* _What needs to be done_
Rewrite the passage of the Aso Ebi Diaries text starting with "Aso Ebi Diaries is" and going on through "and Jide Kosoko.", substituting "feature" for "film".

* _Text passage_
- Directed by: Biodun Stephen
- Written by: Frances Okeke
- Produced by: Laide Daramola
- Starring: Nancy Isime Laide Daramola; Jide Kosoko; Kunle Remi;
- Edited by: Valentine Chukwuma
- Release date: 18 April 2025;
- Country: Nigeria

= Aso Ebi Diaries =

Aso Ebi Diaries is a Nigerian Nollywood film directed by Biodun Stephen and produced by Laide Daramola. The movie stars Nancy Isime, Kunle Remi, Segun Johnson, and Jide Kosoko.

The movie centers on Elizabeth Gomez, who was deprived of wealth after a family scandal and vows to return to her previous status using her fashion sense and the help of her friends, but she is hung in between love scandals.

* _Stored records_

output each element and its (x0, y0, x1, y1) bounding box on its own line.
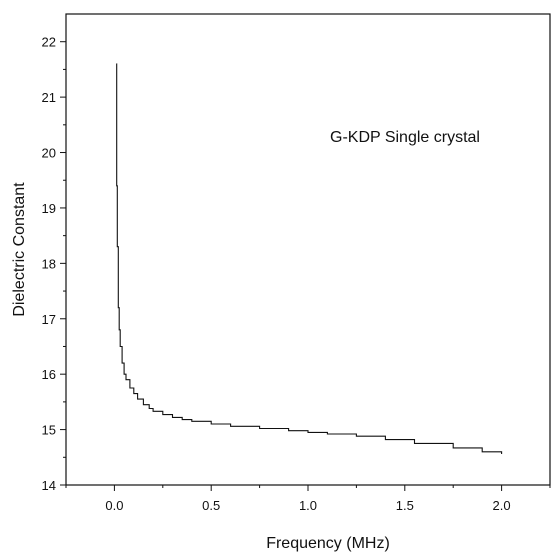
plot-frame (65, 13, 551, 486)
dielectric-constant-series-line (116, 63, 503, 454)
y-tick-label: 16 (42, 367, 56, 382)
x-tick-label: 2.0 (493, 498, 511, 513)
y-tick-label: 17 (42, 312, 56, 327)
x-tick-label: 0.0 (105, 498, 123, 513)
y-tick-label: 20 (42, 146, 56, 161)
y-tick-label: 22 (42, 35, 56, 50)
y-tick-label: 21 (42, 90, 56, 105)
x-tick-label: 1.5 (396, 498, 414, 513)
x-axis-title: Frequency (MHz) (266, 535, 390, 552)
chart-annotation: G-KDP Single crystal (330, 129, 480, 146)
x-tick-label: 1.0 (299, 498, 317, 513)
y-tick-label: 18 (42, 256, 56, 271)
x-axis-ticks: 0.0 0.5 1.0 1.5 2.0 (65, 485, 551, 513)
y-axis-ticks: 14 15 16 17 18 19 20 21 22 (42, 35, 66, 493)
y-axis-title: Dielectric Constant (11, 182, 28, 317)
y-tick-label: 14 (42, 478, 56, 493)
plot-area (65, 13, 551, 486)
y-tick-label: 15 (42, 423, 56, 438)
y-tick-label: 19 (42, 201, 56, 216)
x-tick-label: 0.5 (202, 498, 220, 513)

---

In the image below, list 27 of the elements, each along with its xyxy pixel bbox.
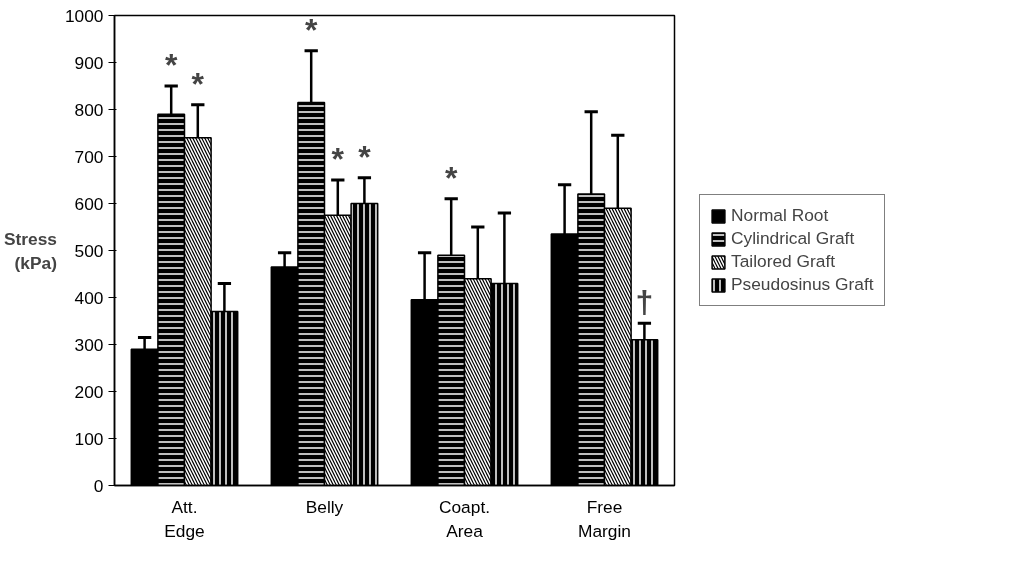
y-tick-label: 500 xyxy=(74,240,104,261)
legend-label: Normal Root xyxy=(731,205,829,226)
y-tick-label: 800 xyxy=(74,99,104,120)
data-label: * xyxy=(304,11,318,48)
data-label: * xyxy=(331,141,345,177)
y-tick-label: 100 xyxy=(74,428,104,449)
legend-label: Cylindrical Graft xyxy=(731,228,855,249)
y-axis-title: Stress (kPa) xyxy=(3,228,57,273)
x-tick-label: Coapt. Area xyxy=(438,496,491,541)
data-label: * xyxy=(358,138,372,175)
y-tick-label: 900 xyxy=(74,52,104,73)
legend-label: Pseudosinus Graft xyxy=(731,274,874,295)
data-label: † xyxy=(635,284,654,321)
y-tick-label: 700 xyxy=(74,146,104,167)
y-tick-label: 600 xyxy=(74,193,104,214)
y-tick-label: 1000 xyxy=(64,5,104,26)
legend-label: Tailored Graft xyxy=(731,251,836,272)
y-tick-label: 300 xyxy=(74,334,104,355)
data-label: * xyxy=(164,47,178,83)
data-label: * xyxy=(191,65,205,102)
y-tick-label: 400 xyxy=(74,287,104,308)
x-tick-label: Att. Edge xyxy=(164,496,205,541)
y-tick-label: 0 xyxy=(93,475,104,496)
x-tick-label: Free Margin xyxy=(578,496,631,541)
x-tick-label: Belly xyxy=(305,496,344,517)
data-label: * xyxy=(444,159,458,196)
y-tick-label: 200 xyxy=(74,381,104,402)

* _Result of the exercise_
Aso Ebi Diaries is a Nigerian Nollywood feature directed by Biodun Stephen and produced by Laide Daramola. The movie stars Nancy Isime, Kunle Remi, Segun Johnson, and Jide Kosoko.